**Exercise brief**
Repeat the whole listing below, word for word.
>> Start
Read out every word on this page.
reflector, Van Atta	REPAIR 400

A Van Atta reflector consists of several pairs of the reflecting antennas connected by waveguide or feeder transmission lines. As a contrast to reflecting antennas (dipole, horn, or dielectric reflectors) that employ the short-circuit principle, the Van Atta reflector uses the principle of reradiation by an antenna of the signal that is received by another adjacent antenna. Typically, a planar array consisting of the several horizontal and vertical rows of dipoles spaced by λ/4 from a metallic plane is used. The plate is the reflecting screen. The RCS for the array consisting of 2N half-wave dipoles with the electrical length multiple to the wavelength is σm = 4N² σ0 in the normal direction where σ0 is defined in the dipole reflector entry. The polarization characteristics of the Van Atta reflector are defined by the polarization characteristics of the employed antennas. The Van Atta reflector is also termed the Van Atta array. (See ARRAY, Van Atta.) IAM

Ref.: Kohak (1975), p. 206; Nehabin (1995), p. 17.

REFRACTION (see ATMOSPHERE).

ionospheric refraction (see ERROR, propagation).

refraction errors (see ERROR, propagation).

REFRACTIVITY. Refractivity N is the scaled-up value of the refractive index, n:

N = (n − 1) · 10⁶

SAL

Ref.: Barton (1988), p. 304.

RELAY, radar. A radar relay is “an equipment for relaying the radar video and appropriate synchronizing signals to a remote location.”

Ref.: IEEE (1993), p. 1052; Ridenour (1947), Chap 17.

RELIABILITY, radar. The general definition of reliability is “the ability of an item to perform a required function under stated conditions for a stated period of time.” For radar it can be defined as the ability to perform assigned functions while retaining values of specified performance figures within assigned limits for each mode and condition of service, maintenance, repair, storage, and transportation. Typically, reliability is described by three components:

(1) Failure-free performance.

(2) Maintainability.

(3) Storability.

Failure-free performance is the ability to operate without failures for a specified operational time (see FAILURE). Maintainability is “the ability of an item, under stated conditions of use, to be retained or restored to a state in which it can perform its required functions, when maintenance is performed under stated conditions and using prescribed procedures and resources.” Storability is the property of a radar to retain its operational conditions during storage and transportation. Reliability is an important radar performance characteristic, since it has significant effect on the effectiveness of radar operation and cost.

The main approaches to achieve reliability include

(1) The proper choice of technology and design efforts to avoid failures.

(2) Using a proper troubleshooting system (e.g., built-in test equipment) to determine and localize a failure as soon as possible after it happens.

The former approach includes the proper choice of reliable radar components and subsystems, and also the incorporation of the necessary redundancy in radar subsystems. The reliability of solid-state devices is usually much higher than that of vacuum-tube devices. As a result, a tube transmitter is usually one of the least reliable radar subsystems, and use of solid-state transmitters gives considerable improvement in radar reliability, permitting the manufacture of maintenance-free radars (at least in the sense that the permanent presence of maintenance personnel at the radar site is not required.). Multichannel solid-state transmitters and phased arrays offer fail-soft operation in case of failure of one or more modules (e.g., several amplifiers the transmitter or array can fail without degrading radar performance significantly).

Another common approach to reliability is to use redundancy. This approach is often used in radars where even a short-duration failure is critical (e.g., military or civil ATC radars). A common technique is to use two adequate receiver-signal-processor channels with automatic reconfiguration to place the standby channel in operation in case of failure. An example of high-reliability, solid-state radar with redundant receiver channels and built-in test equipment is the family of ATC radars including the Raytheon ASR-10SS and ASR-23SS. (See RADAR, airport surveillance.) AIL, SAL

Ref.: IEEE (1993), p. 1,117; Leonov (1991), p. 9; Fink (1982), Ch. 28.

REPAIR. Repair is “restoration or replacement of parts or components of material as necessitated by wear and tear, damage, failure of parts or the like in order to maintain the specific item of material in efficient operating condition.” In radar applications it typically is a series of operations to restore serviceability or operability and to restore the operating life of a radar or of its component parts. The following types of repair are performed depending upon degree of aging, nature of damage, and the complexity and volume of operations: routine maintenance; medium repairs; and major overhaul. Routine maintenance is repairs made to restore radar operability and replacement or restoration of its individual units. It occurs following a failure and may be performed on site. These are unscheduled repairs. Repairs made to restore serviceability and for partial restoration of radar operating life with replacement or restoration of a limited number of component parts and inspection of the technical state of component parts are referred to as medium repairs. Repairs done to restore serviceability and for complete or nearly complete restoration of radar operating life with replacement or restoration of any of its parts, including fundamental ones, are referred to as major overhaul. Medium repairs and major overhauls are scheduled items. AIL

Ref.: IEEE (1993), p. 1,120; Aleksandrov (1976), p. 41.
>> End
**Exercise solution**
Read out every word on this page.
reflector, Van Atta	REPAIR 400

A Van Atta reflector consists of several pairs of the reflecting antennas connected by waveguide or feeder transmission lines. As a contrast to reflecting antennas (dipole, horn, or dielectric reflectors) that employ the short-circuit principle, the Van Atta reflector uses the principle of reradiation by an antenna of the signal that is received by another adjacent antenna. Typically, a planar array consisting of the several horizontal and vertical rows of dipoles spaced by λ/4 from a metallic plane is used. The plate is the reflecting screen. The RCS for the array consisting of 2N half-wave dipoles with the electrical length multiple to the wavelength is σm = 4N² σ0 in the normal direction where σ0 is defined in the dipole reflector entry. The polarization characteristics of the Van Atta reflector are defined by the polarization characteristics of the employed antennas. The Van Atta reflector is also termed the Van Atta array. (See ARRAY, Van Atta.) IAM

Ref.: Kohak (1975), p. 206; Nehabin (1995), p. 17.

REFRACTION (see ATMOSPHERE).

ionospheric refraction (see ERROR, propagation).

refraction errors (see ERROR, propagation).

REFRACTIVITY. Refractivity N is the scaled-up value of the refractive index, n:

N = (n − 1) · 10⁶

SAL

Ref.: Barton (1988), p. 304.

RELAY, radar. A radar relay is “an equipment for relaying the radar video and appropriate synchronizing signals to a remote location.”

Ref.: IEEE (1993), p. 1052; Ridenour (1947), Chap 17.

RELIABILITY, radar. The general definition of reliability is “the ability of an item to perform a required function under stated conditions for a stated period of time.” For radar it can be defined as the ability to perform assigned functions while retaining values of specified performance figures within assigned limits for each mode and condition of service, maintenance, repair, storage, and transportation. Typically, reliability is described by three components:

(1) Failure-free performance.

(2) Maintainability.

(3) Storability.

Failure-free performance is the ability to operate without failures for a specified operational time (see FAILURE). Maintainability is “the ability of an item, under stated conditions of use, to be retained or restored to a state in which it can perform its required functions, when maintenance is performed under stated conditions and using prescribed procedures and resources.” Storability is the property of a radar to retain its operational conditions during storage and transportation. Reliability is an important radar performance characteristic, since it has significant effect on the effectiveness of radar operation and cost.

The main approaches to achieve reliability include

(1) The proper choice of technology and design efforts to avoid failures.

(2) Using a proper troubleshooting system (e.g., built-in test equipment) to determine and localize a failure as soon as possible after it happens.

The former approach includes the proper choice of reliable radar components and subsystems, and also the incorporation of the necessary redundancy in radar subsystems. The reliability of solid-state devices is usually much higher than that of vacuum-tube devices. As a result, a tube transmitter is usually one of the least reliable radar subsystems, and use of solid-state transmitters gives considerable improvement in radar reliability, permitting the manufacture of maintenance-free radars (at least in the sense that the permanent presence of maintenance personnel at the radar site is not required.). Multichannel solid-state transmitters and phased arrays offer fail-soft operation in case of failure of one or more modules (e.g., several amplifiers the transmitter or array can fail without degrading radar performance significantly).

Another common approach to reliability is to use redundancy. This approach is often used in radars where even a short-duration failure is critical (e.g., military or civil ATC radars). A common technique is to use two adequate receiver-signal-processor channels with automatic reconfiguration to place the standby channel in operation in case of failure. An example of high-reliability, solid-state radar with redundant receiver channels and built-in test equipment is the family of ATC radars including the Raytheon ASR-10SS and ASR-23SS. (See RADAR, airport surveillance.) AIL, SAL

Ref.: IEEE (1993), p. 1,117; Leonov (1991), p. 9; Fink (1982), Ch. 28.

REPAIR. Repair is “restoration or replacement of parts or components of material as necessitated by wear and tear, damage, failure of parts or the like in order to maintain the specific item of material in efficient operating condition.” In radar applications it typically is a series of operations to restore serviceability or operability and to restore the operating life of a radar or of its component parts. The following types of repair are performed depending upon degree of aging, nature of damage, and the complexity and volume of operations: routine maintenance; medium repairs; and major overhaul. Routine maintenance is repairs made to restore radar operability and replacement or restoration of its individual units. It occurs following a failure and may be performed on site. These are unscheduled repairs. Repairs made to restore serviceability and for partial restoration of radar operating life with replacement or restoration of a limited number of component parts and inspection of the technical state of component parts are referred to as medium repairs. Repairs done to restore serviceability and for complete or nearly complete restoration of radar operating life with replacement or restoration of any of its parts, including fundamental ones, are referred to as major overhaul. Medium repairs and major overhauls are scheduled items. AIL

Ref.: IEEE (1993), p. 1,120; Aleksandrov (1976), p. 41.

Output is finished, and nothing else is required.